# Task to carry out:
Return all of the lines below exactly as they are.

# Input data:
===============
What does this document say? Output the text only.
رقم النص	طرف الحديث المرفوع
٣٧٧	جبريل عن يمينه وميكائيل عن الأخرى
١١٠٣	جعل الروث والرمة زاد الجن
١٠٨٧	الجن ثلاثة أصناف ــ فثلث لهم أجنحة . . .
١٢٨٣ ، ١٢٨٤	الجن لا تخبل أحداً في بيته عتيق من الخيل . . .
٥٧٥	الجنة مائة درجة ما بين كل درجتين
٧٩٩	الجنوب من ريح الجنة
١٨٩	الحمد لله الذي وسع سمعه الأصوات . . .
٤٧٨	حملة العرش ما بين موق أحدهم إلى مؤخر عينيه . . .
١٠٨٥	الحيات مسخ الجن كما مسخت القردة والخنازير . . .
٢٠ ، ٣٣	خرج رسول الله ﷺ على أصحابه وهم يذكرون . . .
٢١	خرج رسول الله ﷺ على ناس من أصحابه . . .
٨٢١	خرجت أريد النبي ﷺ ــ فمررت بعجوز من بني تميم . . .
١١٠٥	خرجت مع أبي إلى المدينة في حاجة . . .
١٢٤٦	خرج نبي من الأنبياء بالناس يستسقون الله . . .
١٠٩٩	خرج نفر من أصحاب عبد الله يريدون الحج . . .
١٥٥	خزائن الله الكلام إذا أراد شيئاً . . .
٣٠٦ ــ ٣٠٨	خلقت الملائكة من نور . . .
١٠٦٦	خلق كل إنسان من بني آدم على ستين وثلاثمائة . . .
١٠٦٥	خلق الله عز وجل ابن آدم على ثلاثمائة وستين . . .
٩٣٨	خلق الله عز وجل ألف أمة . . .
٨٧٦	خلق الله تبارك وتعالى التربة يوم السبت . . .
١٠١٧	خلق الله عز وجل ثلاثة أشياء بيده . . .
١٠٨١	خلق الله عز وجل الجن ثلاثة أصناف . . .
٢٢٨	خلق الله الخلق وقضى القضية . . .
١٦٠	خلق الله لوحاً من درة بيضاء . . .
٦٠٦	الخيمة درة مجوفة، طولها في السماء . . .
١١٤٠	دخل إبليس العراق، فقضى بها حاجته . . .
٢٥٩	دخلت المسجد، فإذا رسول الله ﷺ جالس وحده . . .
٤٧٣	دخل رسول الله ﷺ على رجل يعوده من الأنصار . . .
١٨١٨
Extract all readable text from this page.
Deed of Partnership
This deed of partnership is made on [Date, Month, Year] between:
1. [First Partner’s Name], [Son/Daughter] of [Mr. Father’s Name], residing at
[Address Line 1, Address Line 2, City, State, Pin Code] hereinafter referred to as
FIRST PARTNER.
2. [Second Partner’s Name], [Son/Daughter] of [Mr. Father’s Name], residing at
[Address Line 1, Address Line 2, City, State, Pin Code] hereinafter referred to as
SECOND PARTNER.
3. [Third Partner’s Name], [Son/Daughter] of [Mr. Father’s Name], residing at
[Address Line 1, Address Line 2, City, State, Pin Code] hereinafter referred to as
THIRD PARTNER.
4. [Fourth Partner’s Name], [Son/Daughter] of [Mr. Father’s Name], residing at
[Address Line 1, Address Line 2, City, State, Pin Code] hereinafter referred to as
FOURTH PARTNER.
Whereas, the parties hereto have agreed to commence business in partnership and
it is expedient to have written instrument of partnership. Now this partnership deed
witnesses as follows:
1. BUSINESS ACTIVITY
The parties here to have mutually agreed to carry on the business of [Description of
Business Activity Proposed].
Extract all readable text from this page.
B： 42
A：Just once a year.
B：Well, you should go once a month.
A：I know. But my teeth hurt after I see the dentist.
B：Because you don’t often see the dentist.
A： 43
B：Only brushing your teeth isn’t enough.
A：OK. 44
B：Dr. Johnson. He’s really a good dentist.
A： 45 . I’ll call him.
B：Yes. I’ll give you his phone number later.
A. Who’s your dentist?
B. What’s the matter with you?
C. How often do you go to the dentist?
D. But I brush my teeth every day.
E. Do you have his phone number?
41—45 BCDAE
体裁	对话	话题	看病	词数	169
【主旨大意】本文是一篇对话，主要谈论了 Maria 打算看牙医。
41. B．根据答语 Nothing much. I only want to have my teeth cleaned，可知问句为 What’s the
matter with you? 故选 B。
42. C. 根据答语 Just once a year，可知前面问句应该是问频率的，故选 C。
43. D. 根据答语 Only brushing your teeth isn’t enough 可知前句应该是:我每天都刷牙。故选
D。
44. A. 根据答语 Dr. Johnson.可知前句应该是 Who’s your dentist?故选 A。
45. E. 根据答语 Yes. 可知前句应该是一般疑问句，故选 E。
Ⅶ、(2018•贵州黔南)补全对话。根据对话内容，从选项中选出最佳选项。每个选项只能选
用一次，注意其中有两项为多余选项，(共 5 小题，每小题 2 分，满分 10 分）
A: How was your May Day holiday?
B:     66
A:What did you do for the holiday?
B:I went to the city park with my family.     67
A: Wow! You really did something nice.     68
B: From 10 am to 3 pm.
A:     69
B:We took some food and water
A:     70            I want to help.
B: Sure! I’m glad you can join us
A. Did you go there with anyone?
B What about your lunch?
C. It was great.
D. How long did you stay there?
===============
# Solved problem:
What does this document say? Output the text only.
رقم النص	طرف الحديث المرفوع
٣٧٧	جبريل عن يمينه وميكائيل عن الأخرى
١١٠٣	جعل الروث والرمة زاد الجن
١٠٨٧	الجن ثلاثة أصناف ــ فثلث لهم أجنحة . . .
١٢٨٣ ، ١٢٨٤	الجن لا تخبل أحداً في بيته عتيق من الخيل . . .
٥٧٥	الجنة مائة درجة ما بين كل درجتين
٧٩٩	الجنوب من ريح الجنة
١٨٩	الحمد لله الذي وسع سمعه الأصوات . . .
٤٧٨	حملة العرش ما بين موق أحدهم إلى مؤخر عينيه . . .
١٠٨٥	الحيات مسخ الجن كما مسخت القردة والخنازير . . .
٢٠ ، ٣٣	خرج رسول الله ﷺ على أصحابه وهم يذكرون . . .
٢١	خرج رسول الله ﷺ على ناس من أصحابه . . .
٨٢١	خرجت أريد النبي ﷺ ــ فمررت بعجوز من بني تميم . . .
١١٠٥	خرجت مع أبي إلى المدينة في حاجة . . .
١٢٤٦	خرج نبي من الأنبياء بالناس يستسقون الله . . .
١٠٩٩	خرج نفر من أصحاب عبد الله يريدون الحج . . .
١٥٥	خزائن الله الكلام إذا أراد شيئاً . . .
٣٠٦ ــ ٣٠٨	خلقت الملائكة من نور . . .
١٠٦٦	خلق كل إنسان من بني آدم على ستين وثلاثمائة . . .
١٠٦٥	خلق الله عز وجل ابن آدم على ثلاثمائة وستين . . .
٩٣٨	خلق الله عز وجل ألف أمة . . .
٨٧٦	خلق الله تبارك وتعالى التربة يوم السبت . . .
١٠١٧	خلق الله عز وجل ثلاثة أشياء بيده . . .
١٠٨١	خلق الله عز وجل الجن ثلاثة أصناف . . .
٢٢٨	خلق الله الخلق وقضى القضية . . .
١٦٠	خلق الله لوحاً من درة بيضاء . . .
٦٠٦	الخيمة درة مجوفة، طولها في السماء . . .
١١٤٠	دخل إبليس العراق، فقضى بها حاجته . . .
٢٥٩	دخلت المسجد، فإذا رسول الله ﷺ جالس وحده . . .
٤٧٣	دخل رسول الله ﷺ على رجل يعوده من الأنصار . . .
١٨١٨
Extract all readable text from this page.
Deed of Partnership
This deed of partnership is made on [Date, Month, Year] between:
1. [First Partner’s Name], [Son/Daughter] of [Mr. Father’s Name], residing at
[Address Line 1, Address Line 2, City, State, Pin Code] hereinafter referred to as
FIRST PARTNER.
2. [Second Partner’s Name], [Son/Daughter] of [Mr. Father’s Name], residing at
[Address Line 1, Address Line 2, City, State, Pin Code] hereinafter referred to as
SECOND PARTNER.
3. [Third Partner’s Name], [Son/Daughter] of [Mr. Father’s Name], residing at
[Address Line 1, Address Line 2, City, State, Pin Code] hereinafter referred to as
THIRD PARTNER.
4. [Fourth Partner’s Name], [Son/Daughter] of [Mr. Father’s Name], residing at
[Address Line 1, Address Line 2, City, State, Pin Code] hereinafter referred to as
FOURTH PARTNER.
Whereas, the parties hereto have agreed to commence business in partnership and
it is expedient to have written instrument of partnership. Now this partnership deed
witnesses as follows:
1. BUSINESS ACTIVITY
The parties here to have mutually agreed to carry on the business of [Description of
Business Activity Proposed].
Extract all readable text from this page.
B： 42
A：Just once a year.
B：Well, you should go once a month.
A：I know. But my teeth hurt after I see the dentist.
B：Because you don’t often see the dentist.
A： 43
B：Only brushing your teeth isn’t enough.
A：OK. 44
B：Dr. Johnson. He’s really a good dentist.
A： 45 . I’ll call him.
B：Yes. I’ll give you his phone number later.
A. Who’s your dentist?
B. What’s the matter with you?
C. How often do you go to the dentist?
D. But I brush my teeth every day.
E. Do you have his phone number?
41—45 BCDAE
体裁	对话	话题	看病	词数	169
【主旨大意】本文是一篇对话，主要谈论了 Maria 打算看牙医。
41. B．根据答语 Nothing much. I only want to have my teeth cleaned，可知问句为 What’s the
matter with you? 故选 B。
42. C. 根据答语 Just once a year，可知前面问句应该是问频率的，故选 C。
43. D. 根据答语 Only brushing your teeth isn’t enough 可知前句应该是:我每天都刷牙。故选
D。
44. A. 根据答语 Dr. Johnson.可知前句应该是 Who’s your dentist?故选 A。
45. E. 根据答语 Yes. 可知前句应该是一般疑问句，故选 E。
Ⅶ、(2018•贵州黔南)补全对话。根据对话内容，从选项中选出最佳选项。每个选项只能选
用一次，注意其中有两项为多余选项，(共 5 小题，每小题 2 分，满分 10 分）
A: How was your May Day holiday?
B:     66
A:What did you do for the holiday?
B:I went to the city park with my family.     67
A: Wow! You really did something nice.     68
B: From 10 am to 3 pm.
A:     69
B:We took some food and water
A:     70            I want to help.
B: Sure! I’m glad you can join us
A. Did you go there with anyone?
B What about your lunch?
C. It was great.
D. How long did you stay there?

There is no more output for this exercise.